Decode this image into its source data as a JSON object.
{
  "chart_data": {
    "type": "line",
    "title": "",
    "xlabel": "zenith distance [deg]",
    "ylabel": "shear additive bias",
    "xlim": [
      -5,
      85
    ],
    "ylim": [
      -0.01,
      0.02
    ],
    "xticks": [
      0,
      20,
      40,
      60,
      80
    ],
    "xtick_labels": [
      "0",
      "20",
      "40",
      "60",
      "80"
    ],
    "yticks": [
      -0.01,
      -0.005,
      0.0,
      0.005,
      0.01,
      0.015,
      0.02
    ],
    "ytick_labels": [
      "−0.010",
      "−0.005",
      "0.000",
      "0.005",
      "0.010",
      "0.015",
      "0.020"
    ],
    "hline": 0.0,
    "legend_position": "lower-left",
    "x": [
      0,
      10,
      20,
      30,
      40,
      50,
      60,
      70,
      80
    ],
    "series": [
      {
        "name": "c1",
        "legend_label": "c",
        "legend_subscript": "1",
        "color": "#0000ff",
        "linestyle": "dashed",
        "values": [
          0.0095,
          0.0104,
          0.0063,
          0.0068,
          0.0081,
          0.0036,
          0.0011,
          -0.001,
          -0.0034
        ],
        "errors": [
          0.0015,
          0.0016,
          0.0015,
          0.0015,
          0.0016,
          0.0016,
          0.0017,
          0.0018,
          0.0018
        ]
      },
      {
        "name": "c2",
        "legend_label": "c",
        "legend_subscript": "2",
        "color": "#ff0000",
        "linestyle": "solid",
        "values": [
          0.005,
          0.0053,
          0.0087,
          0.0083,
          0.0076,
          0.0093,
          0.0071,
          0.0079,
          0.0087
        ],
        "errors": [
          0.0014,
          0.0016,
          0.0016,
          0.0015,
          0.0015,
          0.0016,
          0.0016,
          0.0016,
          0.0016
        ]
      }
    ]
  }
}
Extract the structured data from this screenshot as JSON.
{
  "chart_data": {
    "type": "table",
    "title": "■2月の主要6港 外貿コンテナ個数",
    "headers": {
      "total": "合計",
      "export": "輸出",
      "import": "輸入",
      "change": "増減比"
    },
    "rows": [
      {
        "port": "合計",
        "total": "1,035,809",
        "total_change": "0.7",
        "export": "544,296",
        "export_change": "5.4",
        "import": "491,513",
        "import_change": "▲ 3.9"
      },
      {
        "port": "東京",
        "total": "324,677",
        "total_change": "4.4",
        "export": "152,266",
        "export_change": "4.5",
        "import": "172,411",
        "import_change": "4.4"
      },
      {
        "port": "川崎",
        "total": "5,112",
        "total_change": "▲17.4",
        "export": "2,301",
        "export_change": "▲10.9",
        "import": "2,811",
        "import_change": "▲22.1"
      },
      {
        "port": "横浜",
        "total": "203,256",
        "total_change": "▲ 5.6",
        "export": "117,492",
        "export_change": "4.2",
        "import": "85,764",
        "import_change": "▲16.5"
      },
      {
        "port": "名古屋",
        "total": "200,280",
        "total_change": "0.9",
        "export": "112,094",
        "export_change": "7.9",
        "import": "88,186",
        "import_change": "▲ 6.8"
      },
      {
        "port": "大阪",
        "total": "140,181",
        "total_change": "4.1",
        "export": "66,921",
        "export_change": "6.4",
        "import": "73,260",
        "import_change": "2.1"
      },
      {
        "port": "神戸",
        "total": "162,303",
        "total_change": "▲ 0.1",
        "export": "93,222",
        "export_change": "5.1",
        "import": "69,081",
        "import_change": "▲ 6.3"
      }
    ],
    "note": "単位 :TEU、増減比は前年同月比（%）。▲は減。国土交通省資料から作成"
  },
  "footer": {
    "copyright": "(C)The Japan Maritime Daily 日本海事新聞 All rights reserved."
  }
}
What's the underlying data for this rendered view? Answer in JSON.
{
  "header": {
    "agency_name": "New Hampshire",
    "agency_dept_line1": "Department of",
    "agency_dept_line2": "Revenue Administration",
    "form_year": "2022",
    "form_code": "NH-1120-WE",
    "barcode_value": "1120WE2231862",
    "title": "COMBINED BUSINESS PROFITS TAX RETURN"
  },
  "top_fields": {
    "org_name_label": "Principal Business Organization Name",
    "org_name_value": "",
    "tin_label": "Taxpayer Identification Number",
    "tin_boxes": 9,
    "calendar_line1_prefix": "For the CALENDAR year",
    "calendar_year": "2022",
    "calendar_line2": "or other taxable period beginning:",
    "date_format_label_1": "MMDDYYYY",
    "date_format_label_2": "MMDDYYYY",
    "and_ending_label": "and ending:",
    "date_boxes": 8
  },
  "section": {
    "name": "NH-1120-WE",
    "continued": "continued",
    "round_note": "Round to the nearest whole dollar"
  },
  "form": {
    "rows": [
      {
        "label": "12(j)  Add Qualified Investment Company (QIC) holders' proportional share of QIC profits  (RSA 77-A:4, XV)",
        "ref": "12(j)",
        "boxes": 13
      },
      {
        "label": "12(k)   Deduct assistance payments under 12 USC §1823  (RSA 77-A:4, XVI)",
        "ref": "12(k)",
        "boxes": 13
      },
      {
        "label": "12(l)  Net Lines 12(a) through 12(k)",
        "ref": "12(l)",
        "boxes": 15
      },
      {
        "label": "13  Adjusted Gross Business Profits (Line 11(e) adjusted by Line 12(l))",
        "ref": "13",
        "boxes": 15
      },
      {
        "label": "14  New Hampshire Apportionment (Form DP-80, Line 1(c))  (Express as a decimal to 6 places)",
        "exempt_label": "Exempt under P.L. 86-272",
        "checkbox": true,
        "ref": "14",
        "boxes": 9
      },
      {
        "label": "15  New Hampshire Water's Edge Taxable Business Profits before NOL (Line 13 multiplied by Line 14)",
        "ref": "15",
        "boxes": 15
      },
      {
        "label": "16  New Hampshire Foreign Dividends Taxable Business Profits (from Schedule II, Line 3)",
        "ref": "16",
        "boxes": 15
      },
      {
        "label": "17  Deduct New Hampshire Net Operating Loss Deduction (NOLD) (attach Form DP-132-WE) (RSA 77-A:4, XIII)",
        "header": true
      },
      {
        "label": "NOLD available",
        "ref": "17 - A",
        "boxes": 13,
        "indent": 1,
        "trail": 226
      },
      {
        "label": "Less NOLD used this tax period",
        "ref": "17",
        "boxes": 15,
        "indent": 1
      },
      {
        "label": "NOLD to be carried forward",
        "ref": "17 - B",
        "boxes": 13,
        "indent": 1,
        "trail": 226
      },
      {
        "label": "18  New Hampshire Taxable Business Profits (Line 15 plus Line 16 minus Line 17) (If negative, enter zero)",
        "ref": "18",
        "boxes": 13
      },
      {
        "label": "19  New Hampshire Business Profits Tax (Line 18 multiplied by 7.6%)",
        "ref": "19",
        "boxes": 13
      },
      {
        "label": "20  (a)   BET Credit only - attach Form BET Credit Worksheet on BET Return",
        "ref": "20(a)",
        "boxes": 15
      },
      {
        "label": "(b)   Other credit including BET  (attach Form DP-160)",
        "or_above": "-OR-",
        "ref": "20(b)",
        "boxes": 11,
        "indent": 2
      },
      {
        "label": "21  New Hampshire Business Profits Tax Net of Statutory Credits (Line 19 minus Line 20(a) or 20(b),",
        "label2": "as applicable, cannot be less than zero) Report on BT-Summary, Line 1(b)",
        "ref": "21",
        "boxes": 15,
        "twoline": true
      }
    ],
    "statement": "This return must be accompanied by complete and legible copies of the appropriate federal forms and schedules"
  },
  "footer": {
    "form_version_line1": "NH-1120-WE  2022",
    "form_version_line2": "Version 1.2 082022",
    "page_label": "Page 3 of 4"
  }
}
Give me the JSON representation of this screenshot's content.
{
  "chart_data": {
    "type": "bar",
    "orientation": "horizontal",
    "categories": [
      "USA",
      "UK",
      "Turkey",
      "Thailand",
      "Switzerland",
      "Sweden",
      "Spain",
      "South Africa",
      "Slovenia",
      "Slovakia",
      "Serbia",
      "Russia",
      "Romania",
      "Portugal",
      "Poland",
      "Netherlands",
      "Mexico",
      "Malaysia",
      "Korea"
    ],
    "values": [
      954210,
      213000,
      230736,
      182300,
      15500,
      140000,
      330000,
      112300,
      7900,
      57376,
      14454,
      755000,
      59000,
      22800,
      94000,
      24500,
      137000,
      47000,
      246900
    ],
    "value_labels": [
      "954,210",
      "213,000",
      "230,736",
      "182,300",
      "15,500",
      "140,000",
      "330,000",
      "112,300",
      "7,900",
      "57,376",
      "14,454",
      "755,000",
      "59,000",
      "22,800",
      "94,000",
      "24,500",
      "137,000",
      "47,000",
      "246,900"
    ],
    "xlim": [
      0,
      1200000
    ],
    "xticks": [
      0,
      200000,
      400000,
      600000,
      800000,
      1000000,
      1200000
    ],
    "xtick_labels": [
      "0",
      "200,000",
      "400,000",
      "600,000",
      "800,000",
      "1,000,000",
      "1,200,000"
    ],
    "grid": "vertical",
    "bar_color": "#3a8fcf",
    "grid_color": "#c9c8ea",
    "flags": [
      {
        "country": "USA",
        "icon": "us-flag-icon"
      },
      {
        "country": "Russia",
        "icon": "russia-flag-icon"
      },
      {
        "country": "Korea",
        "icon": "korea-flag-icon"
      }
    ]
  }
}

TO BE DONE: Give the number of lines where the string "Deduct" occurs, without any further text.

SOLUTION BELOW: 2